How many of the lines that follow contain the word "french"? Give only the number.

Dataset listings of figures
========

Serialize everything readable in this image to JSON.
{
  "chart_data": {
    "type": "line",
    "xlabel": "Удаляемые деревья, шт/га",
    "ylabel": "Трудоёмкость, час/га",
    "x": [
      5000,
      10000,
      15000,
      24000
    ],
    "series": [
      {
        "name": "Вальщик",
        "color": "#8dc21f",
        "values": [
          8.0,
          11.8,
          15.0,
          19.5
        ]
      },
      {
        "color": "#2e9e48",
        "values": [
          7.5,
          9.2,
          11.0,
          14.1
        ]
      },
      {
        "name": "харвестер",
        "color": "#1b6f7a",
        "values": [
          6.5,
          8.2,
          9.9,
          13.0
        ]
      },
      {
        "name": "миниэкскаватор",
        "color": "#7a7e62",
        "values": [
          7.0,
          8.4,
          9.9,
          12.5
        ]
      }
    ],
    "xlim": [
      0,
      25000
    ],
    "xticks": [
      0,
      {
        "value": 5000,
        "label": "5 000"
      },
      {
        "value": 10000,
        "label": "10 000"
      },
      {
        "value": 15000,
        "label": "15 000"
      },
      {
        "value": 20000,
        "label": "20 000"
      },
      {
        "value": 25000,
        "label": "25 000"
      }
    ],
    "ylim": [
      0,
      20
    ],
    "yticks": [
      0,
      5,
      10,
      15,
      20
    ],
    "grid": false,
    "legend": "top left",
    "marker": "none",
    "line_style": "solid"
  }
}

========

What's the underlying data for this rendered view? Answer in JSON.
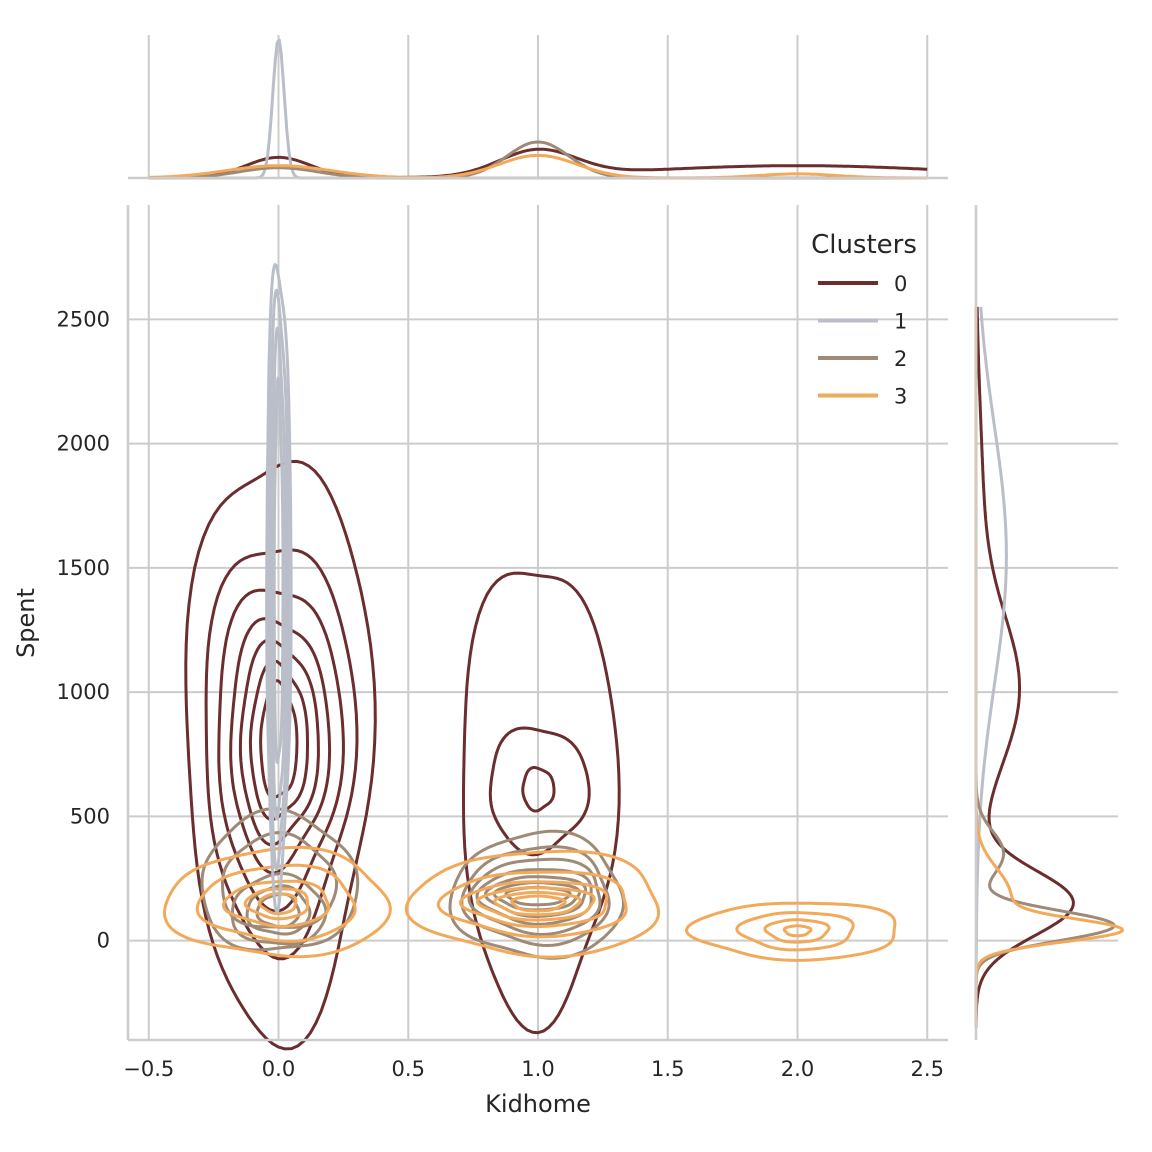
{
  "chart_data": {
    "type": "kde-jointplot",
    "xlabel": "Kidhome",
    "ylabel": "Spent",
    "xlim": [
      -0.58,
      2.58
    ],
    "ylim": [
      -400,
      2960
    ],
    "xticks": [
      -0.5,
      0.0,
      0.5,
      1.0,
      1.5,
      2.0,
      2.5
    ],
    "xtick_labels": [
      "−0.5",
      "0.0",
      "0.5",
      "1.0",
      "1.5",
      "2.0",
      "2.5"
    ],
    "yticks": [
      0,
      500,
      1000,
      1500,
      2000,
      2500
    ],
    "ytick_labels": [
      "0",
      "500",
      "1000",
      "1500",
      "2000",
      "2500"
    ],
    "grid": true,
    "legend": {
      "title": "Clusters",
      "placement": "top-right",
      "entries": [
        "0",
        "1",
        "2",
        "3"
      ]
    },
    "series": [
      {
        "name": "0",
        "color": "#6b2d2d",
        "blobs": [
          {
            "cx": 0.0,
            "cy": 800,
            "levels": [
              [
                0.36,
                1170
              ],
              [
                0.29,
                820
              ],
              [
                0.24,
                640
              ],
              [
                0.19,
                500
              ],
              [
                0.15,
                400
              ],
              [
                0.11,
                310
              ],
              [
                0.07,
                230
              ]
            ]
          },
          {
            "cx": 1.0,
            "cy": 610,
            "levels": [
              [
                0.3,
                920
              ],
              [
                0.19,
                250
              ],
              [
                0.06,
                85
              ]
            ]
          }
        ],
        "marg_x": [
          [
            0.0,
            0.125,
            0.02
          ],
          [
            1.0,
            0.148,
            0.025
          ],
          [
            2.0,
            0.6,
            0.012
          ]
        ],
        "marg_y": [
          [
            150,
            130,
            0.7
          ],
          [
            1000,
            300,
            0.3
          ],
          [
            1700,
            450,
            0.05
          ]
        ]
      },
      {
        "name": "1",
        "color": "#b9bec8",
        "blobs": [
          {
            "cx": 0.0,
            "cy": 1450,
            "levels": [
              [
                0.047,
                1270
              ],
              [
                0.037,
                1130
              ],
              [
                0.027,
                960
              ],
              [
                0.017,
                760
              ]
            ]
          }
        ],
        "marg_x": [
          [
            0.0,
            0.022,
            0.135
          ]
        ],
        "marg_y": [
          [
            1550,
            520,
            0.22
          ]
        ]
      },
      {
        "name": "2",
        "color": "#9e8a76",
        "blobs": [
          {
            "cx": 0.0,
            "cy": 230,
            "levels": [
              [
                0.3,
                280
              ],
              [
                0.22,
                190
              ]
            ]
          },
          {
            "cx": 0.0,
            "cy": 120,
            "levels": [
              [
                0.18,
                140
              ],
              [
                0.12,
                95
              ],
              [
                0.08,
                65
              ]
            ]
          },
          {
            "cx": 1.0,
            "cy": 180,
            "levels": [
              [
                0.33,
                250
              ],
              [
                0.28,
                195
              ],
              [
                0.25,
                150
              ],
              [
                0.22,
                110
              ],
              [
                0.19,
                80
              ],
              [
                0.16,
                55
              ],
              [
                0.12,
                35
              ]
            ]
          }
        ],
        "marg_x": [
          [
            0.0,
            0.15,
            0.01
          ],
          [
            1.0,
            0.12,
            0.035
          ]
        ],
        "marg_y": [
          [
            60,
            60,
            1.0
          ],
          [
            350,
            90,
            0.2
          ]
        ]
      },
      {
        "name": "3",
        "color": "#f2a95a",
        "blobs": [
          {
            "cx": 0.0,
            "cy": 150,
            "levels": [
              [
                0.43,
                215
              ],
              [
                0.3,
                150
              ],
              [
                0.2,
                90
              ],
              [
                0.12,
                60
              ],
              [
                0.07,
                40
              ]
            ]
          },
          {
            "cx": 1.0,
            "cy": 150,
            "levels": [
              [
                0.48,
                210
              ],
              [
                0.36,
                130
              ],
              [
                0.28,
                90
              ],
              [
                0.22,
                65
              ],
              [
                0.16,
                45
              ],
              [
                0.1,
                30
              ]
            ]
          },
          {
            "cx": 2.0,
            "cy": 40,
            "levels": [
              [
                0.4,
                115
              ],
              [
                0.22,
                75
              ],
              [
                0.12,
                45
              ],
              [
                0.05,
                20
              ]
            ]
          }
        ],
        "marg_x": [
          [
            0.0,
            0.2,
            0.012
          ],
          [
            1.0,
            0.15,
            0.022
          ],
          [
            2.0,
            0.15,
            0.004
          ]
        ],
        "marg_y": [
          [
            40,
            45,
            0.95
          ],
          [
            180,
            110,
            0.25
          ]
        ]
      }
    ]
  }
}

========

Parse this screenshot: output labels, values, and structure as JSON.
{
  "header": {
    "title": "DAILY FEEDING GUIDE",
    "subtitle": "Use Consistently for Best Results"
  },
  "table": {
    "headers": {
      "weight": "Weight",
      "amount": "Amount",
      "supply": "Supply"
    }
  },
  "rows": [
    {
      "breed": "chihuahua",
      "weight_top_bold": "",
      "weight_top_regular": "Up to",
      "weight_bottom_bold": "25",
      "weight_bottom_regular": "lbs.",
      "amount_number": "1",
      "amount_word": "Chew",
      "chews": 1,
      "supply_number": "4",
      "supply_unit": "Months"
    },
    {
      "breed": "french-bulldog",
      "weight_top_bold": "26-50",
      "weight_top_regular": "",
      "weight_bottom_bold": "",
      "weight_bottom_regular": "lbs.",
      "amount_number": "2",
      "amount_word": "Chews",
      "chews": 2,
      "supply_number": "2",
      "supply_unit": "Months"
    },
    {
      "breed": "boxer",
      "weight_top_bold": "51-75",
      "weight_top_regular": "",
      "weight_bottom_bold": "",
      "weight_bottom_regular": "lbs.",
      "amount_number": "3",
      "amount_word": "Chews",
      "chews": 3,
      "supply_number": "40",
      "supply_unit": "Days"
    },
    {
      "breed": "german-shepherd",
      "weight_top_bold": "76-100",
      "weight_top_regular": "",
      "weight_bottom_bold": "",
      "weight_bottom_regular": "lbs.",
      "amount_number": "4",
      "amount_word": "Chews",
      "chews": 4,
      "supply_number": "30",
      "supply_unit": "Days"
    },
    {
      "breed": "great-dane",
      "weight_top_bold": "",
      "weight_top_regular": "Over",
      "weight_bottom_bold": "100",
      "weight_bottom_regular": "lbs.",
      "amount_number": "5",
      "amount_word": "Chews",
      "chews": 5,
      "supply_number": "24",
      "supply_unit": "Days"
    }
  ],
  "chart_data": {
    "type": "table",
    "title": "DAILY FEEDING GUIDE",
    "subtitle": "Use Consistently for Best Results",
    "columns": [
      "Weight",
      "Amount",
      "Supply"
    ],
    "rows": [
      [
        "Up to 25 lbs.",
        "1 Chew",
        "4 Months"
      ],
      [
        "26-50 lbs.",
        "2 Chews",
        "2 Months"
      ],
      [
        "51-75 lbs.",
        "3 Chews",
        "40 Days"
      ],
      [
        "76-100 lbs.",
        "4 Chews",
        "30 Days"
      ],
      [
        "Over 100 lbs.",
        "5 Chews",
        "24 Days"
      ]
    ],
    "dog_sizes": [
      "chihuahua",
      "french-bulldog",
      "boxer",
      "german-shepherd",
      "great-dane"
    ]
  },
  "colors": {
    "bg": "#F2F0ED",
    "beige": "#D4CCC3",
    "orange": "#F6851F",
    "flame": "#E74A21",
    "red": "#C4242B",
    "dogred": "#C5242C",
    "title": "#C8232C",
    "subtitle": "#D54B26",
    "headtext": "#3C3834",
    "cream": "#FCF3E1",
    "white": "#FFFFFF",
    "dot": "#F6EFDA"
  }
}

========

▶ **EXERCISE SOLUTION**
2